=== Available data ===
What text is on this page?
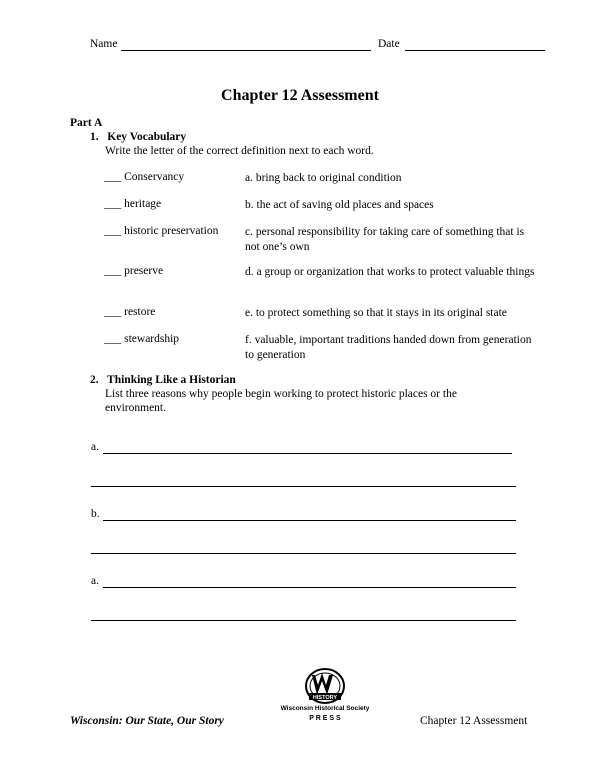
Name	Date
Chapter 12 Assessment
Part A
1.   Key Vocabulary
Write the letter of the correct definition next to each word.
___ Conservancy	a. bring back to original condition
___ heritage	b. the act of saving old places and spaces
___ historic preservation	c. personal responsibility for taking care of something that is not one’s own
___ preserve	d. a group or organization that works to protect valuable things
___ restore	e. to protect something so that it stays in its original state
___ stewardship	f. valuable, important traditions handed down from generation to generation
2.   Thinking Like a Historian
List three reasons why people begin working to protect historic places or the
environment.
a.
b.
a.
HISTORY
Wisconsin Historical Society
P R E S S
Wisconsin: Our State, Our Story	Chapter 12 Assessment
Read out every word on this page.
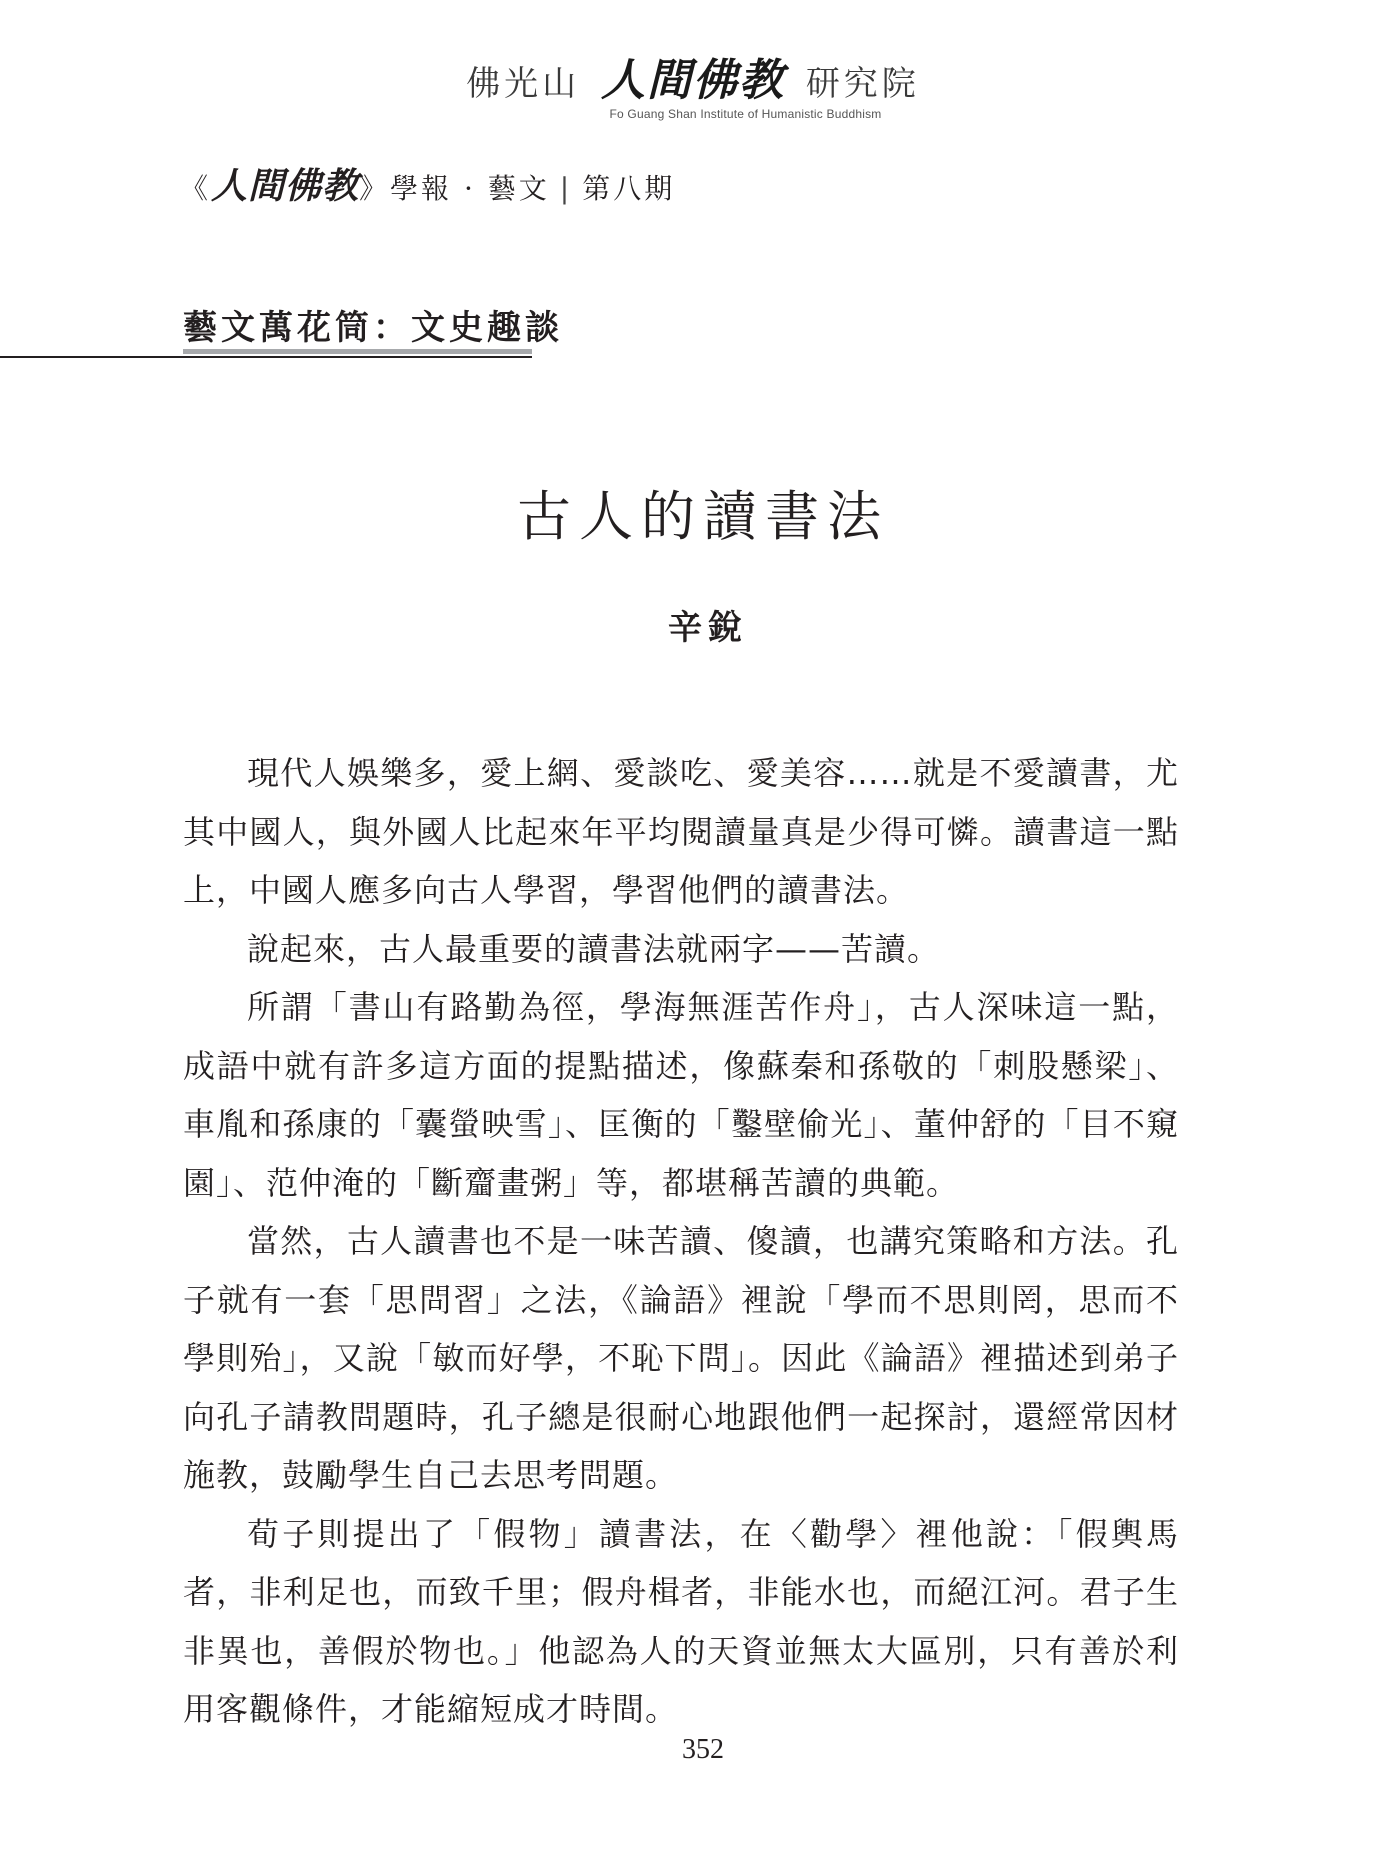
佛光山 人間佛教 研究院
Fo Guang Shan Institute of Humanistic Buddhism
《人間佛教》學報 · 藝文 | 第八期
藝文萬花筒：文史趣談
古人的讀書法
辛銳

現代人娛樂多，愛上網、愛談吃、愛美容……就是不愛讀書，尤其中國人，與外國人比起來年平均閱讀量真是少得可憐。讀書這一點上，中國人應多向古人學習，學習他們的讀書法。

說起來，古人最重要的讀書法就兩字——苦讀。

所謂「書山有路勤為徑，學海無涯苦作舟」，古人深味這一點，成語中就有許多這方面的提點描述，像蘇秦和孫敬的「刺股懸梁」、車胤和孫康的「囊螢映雪」、匡衡的「鑿壁偷光」、董仲舒的「目不窺園」、范仲淹的「斷齏畫粥」等，都堪稱苦讀的典範。

當然，古人讀書也不是一味苦讀、傻讀，也講究策略和方法。孔子就有一套「思問習」之法，《論語》裡說「學而不思則罔，思而不學則殆」，又說「敏而好學，不恥下問」。因此《論語》裡描述到弟子向孔子請教問題時，孔子總是很耐心地跟他們一起探討，還經常因材施教，鼓勵學生自己去思考問題。

荀子則提出了「假物」讀書法，在〈勸學〉裡他說：「假輿馬者，非利足也，而致千里；假舟楫者，非能水也，而絕江河。君子生非異也，善假於物也。」他認為人的天資並無太大區別，只有善於利用客觀條件，才能縮短成才時間。

352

=== What is required ===
Leave out the pictures and restate everything else word for word.

=== Full output ===
What text is on this page?
Name	Date
Chapter 12 Assessment
Part A
1.   Key Vocabulary
Write the letter of the correct definition next to each word.
___ Conservancy	a. bring back to original condition
___ heritage	b. the act of saving old places and spaces
___ historic preservation	c. personal responsibility for taking care of something that is not one’s own
___ preserve	d. a group or organization that works to protect valuable things
___ restore	e. to protect something so that it stays in its original state
___ stewardship	f. valuable, important traditions handed down from generation to generation
2.   Thinking Like a Historian
List three reasons why people begin working to protect historic places or the
environment.
a.
b.
a.
HISTORY
Wisconsin Historical Society
P R E S S
Wisconsin: Our State, Our Story	Chapter 12 Assessment
Read out every word on this page.
佛光山 人間佛教 研究院
Fo Guang Shan Institute of Humanistic Buddhism
《人間佛教》學報 · 藝文 | 第八期
藝文萬花筒：文史趣談
古人的讀書法
辛銳

現代人娛樂多，愛上網、愛談吃、愛美容……就是不愛讀書，尤其中國人，與外國人比起來年平均閱讀量真是少得可憐。讀書這一點上，中國人應多向古人學習，學習他們的讀書法。

說起來，古人最重要的讀書法就兩字——苦讀。

所謂「書山有路勤為徑，學海無涯苦作舟」，古人深味這一點，成語中就有許多這方面的提點描述，像蘇秦和孫敬的「刺股懸梁」、車胤和孫康的「囊螢映雪」、匡衡的「鑿壁偷光」、董仲舒的「目不窺園」、范仲淹的「斷齏畫粥」等，都堪稱苦讀的典範。

當然，古人讀書也不是一味苦讀、傻讀，也講究策略和方法。孔子就有一套「思問習」之法，《論語》裡說「學而不思則罔，思而不學則殆」，又說「敏而好學，不恥下問」。因此《論語》裡描述到弟子向孔子請教問題時，孔子總是很耐心地跟他們一起探討，還經常因材施教，鼓勵學生自己去思考問題。

荀子則提出了「假物」讀書法，在〈勸學〉裡他說：「假輿馬者，非利足也，而致千里；假舟楫者，非能水也，而絕江河。君子生非異也，善假於物也。」他認為人的天資並無太大區別，只有善於利用客觀條件，才能縮短成才時間。

352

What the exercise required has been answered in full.